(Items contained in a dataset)
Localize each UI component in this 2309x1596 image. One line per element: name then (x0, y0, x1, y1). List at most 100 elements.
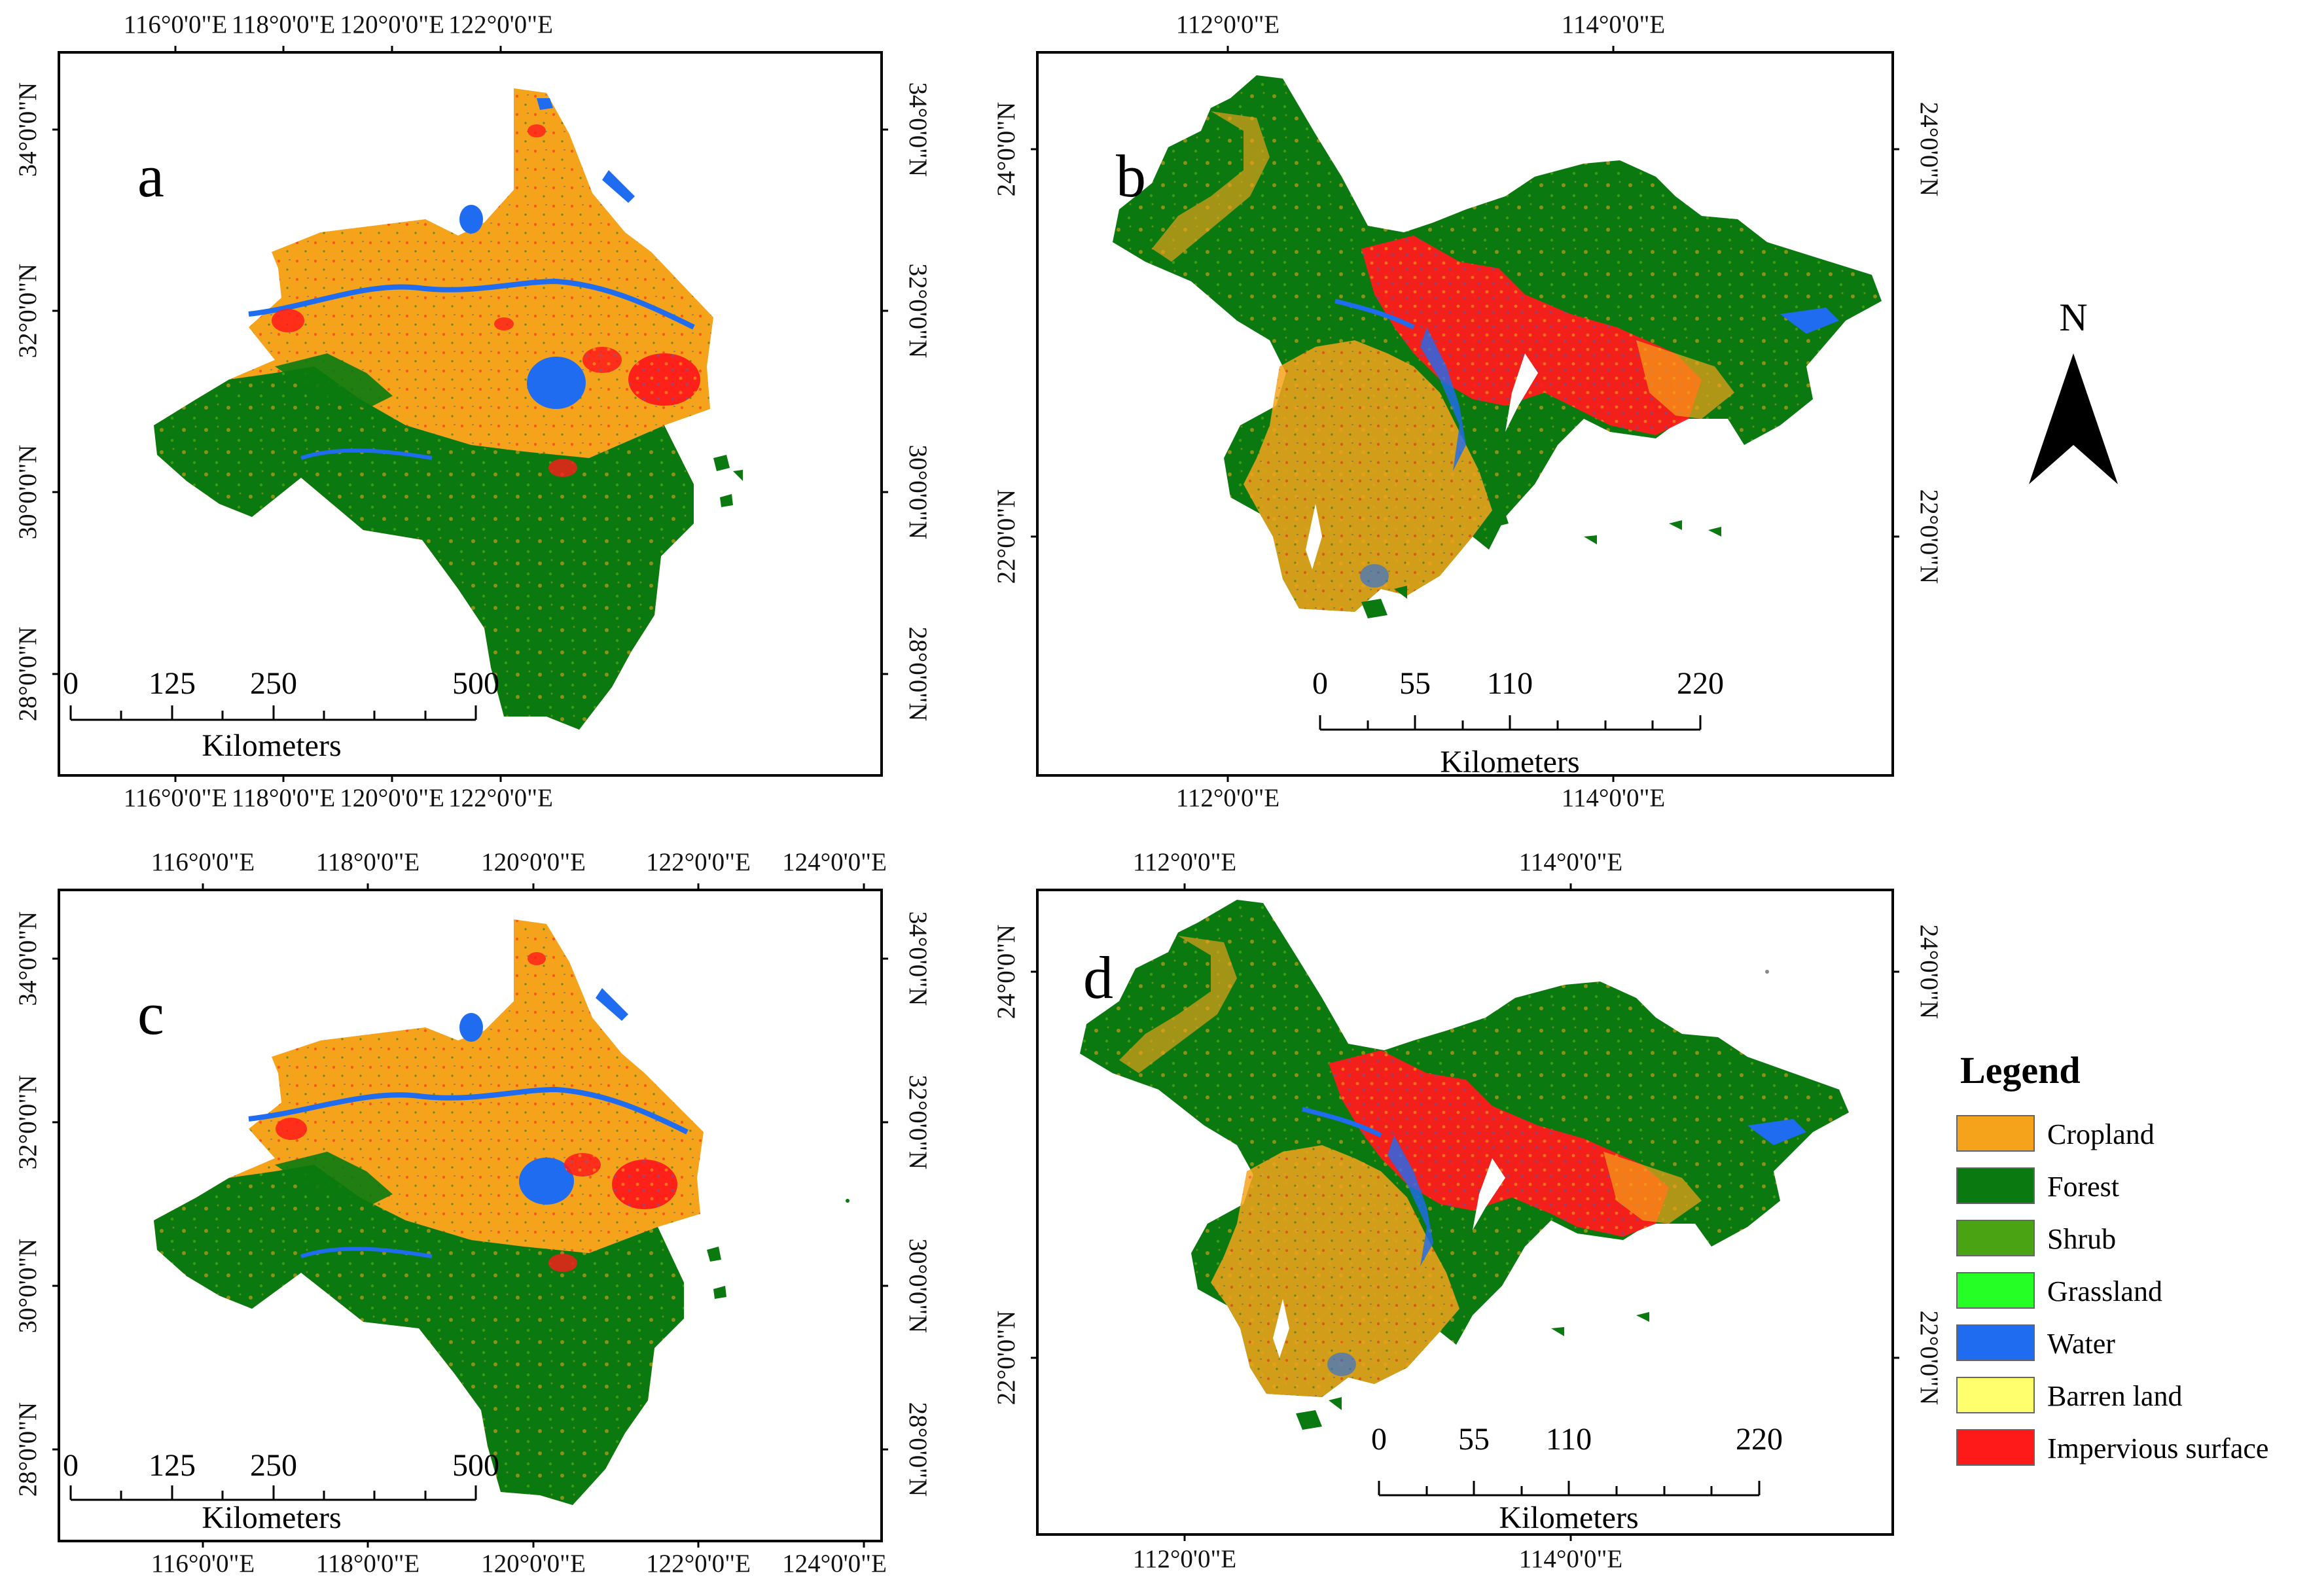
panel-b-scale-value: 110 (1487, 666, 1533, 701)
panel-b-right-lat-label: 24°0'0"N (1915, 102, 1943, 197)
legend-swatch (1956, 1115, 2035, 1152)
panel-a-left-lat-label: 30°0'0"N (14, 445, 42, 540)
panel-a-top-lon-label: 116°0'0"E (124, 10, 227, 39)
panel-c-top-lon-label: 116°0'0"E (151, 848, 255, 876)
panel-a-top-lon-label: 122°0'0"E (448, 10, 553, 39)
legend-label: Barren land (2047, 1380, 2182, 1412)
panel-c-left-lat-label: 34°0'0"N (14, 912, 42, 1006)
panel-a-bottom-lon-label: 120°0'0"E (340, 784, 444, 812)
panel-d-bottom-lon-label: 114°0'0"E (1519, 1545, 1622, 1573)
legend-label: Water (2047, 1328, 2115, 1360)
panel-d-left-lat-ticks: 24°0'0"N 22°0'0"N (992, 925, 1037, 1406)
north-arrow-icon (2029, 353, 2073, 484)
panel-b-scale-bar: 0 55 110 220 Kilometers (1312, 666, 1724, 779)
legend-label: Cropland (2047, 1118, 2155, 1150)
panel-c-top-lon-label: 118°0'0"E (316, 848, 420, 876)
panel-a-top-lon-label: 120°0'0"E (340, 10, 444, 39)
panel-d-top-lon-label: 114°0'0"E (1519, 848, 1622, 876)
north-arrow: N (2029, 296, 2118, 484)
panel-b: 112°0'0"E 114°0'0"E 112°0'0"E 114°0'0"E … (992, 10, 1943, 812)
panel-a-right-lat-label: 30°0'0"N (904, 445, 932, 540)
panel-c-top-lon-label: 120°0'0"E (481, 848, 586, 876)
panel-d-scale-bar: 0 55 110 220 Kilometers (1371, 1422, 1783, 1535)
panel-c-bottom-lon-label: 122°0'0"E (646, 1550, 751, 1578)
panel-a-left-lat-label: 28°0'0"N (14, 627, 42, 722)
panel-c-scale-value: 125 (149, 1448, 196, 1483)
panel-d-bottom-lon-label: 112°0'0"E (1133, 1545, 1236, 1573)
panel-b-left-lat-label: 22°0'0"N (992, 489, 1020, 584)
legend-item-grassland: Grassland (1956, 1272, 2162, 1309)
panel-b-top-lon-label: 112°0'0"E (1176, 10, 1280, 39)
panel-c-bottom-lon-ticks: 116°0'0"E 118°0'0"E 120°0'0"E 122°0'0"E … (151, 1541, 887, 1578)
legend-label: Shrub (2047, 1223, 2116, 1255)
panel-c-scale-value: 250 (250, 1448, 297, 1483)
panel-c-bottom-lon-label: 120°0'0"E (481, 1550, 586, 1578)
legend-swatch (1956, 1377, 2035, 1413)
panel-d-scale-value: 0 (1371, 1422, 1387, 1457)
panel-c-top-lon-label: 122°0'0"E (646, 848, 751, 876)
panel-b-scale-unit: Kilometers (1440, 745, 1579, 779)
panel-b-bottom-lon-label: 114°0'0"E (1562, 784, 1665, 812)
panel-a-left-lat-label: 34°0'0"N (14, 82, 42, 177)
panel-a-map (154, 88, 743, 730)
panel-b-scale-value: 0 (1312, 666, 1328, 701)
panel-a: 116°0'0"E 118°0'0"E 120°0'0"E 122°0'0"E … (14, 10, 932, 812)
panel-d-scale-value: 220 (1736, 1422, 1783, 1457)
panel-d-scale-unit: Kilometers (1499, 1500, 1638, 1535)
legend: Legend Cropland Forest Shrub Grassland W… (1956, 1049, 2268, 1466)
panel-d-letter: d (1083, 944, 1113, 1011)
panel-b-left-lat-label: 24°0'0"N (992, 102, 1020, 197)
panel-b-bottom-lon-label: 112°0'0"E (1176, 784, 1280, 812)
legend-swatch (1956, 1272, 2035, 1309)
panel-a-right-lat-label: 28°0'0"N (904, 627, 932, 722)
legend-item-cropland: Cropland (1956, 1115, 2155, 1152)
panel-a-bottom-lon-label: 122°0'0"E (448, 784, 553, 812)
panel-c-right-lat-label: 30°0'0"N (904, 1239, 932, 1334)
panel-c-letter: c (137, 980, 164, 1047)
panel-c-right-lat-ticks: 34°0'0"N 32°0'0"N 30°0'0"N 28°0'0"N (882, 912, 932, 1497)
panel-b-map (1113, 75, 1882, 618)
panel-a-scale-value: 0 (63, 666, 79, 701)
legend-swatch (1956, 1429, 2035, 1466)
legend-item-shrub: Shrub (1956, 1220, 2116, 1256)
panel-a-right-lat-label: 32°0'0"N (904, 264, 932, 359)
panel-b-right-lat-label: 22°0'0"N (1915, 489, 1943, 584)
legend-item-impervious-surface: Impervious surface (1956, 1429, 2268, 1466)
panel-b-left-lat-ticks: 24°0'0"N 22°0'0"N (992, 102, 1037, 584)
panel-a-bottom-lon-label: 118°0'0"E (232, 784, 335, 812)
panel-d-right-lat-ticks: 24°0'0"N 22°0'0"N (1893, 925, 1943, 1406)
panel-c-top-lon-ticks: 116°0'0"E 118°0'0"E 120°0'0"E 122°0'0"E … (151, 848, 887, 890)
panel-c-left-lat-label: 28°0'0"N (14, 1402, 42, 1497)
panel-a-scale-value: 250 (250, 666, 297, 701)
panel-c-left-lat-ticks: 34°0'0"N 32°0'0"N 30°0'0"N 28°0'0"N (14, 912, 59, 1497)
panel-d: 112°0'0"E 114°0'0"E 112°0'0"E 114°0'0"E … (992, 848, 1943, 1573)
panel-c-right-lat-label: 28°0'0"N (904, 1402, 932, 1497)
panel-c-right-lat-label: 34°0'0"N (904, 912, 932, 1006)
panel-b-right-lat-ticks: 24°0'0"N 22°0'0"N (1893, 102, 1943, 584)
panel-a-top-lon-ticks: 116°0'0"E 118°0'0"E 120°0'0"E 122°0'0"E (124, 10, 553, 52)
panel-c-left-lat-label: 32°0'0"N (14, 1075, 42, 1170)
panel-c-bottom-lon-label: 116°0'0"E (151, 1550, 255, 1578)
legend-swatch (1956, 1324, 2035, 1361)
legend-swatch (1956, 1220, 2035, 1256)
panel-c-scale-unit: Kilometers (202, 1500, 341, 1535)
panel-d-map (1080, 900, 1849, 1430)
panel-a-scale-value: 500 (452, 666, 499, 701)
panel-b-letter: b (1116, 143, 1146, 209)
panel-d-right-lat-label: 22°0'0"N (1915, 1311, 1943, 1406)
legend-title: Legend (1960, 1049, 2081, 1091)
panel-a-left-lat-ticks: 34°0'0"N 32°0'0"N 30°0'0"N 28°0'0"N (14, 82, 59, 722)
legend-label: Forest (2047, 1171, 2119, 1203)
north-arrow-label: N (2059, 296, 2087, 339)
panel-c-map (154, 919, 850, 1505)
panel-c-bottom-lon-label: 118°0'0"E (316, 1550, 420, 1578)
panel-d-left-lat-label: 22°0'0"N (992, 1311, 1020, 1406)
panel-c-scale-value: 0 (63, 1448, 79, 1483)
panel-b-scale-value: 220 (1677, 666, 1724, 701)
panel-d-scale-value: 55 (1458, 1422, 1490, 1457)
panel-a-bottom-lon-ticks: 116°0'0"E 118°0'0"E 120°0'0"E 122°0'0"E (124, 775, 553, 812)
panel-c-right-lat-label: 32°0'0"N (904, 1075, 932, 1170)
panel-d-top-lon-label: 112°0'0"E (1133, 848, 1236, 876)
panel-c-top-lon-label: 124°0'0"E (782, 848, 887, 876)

**WHAT TO DO:** Copy out the lines above word for word, starting at the line that contains "panel-b-scale-value: 110 (1487, 666, 1533, 701)" and ending at the line that contains "10, 553, 39)", both ends included.

**CORRECT OUTPUT:**
panel-b-scale-value: 110 (1487, 666, 1533, 701)
panel-b-right-lat-label: 24°0'0"N (1915, 102, 1943, 197)
legend-swatch (1956, 1115, 2035, 1152)
panel-a-left-lat-label: 30°0'0"N (14, 445, 42, 540)
panel-a-top-lon-label: 116°0'0"E (124, 10, 227, 39)
panel-c-top-lon-label: 116°0'0"E (151, 848, 255, 876)
panel-a-top-lon-label: 122°0'0"E (448, 10, 553, 39)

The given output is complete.